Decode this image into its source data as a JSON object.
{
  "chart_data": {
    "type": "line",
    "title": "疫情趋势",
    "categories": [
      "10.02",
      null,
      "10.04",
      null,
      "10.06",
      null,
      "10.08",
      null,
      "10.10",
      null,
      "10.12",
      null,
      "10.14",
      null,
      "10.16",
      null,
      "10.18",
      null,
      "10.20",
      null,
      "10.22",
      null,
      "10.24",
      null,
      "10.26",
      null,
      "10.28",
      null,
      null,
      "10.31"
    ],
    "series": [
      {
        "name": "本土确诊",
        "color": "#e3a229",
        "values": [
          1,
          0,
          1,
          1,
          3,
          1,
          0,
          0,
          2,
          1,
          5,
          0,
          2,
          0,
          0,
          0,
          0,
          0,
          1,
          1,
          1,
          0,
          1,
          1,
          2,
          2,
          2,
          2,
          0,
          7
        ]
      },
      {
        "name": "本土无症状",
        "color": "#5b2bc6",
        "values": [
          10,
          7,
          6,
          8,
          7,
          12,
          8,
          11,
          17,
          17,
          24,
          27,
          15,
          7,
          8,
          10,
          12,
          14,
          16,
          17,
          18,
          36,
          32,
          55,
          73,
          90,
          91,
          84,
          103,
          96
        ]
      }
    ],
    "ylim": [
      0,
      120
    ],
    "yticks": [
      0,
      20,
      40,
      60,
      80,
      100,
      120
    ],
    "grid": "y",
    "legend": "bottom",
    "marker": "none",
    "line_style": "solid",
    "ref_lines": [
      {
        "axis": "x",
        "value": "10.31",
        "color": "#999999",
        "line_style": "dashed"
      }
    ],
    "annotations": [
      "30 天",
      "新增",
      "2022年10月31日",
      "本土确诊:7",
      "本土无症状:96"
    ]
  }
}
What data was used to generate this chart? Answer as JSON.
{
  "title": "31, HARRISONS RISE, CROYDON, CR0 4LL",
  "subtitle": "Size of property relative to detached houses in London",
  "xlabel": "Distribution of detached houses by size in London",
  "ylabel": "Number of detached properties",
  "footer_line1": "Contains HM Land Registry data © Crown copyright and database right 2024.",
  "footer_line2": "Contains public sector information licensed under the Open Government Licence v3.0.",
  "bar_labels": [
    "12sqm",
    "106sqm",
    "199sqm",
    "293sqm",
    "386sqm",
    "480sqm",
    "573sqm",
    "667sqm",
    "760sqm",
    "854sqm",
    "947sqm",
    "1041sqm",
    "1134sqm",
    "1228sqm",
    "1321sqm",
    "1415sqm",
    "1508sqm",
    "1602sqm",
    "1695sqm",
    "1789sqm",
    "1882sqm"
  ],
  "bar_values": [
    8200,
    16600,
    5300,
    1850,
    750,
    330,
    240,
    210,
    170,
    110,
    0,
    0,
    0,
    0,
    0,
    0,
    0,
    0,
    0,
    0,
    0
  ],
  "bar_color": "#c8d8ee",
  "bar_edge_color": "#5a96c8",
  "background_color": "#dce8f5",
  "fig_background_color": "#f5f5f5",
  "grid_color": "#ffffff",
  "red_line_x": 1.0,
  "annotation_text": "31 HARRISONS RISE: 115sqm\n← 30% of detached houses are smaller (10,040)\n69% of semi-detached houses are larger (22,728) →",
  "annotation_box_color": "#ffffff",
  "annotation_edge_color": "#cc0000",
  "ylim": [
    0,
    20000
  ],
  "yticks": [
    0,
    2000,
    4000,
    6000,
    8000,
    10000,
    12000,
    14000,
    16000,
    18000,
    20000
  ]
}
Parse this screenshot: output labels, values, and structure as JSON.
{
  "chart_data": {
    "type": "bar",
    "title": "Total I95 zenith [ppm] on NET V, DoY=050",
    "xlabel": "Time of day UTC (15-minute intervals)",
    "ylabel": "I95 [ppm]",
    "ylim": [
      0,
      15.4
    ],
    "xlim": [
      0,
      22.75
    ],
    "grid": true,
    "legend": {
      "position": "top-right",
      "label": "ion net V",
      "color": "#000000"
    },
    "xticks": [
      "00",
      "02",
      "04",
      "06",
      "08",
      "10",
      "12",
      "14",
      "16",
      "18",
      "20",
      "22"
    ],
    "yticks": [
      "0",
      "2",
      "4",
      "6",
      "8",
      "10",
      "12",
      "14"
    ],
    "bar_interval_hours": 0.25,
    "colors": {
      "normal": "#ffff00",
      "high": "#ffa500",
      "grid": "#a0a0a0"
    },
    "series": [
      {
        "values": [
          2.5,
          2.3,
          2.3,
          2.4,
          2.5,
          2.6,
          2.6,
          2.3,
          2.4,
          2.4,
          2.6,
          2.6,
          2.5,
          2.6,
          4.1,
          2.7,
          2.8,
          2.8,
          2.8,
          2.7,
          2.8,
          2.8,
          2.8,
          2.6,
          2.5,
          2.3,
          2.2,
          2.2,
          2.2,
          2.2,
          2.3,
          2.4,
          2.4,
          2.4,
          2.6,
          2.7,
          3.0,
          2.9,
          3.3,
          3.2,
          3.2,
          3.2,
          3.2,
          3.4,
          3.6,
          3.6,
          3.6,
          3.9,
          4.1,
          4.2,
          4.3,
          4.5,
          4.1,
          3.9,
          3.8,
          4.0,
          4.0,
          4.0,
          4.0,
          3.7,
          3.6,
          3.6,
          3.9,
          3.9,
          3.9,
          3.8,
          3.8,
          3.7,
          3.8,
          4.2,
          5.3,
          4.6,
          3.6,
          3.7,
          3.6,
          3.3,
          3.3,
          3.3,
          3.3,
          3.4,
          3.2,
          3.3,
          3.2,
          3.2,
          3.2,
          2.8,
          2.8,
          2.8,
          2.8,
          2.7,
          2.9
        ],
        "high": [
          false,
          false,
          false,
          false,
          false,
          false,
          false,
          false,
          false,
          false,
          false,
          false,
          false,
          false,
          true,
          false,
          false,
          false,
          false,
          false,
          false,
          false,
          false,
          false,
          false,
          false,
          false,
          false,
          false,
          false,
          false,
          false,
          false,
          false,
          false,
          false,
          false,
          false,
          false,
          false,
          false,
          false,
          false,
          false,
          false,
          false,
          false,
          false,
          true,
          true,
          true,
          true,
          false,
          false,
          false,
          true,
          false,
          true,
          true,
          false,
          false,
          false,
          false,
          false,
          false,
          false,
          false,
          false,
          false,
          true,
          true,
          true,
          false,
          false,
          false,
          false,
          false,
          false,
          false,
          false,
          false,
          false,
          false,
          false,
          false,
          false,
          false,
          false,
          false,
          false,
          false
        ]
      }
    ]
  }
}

# # # # # # #

* [Problem to solve]
Show the lines of the records that include the string "this".

* [The reply]
Decode this image into its source data as a JSON object.
What data was used to generate this chart? Answer as JSON.
Parse this screenshot: output labels, values, and structure as JSON.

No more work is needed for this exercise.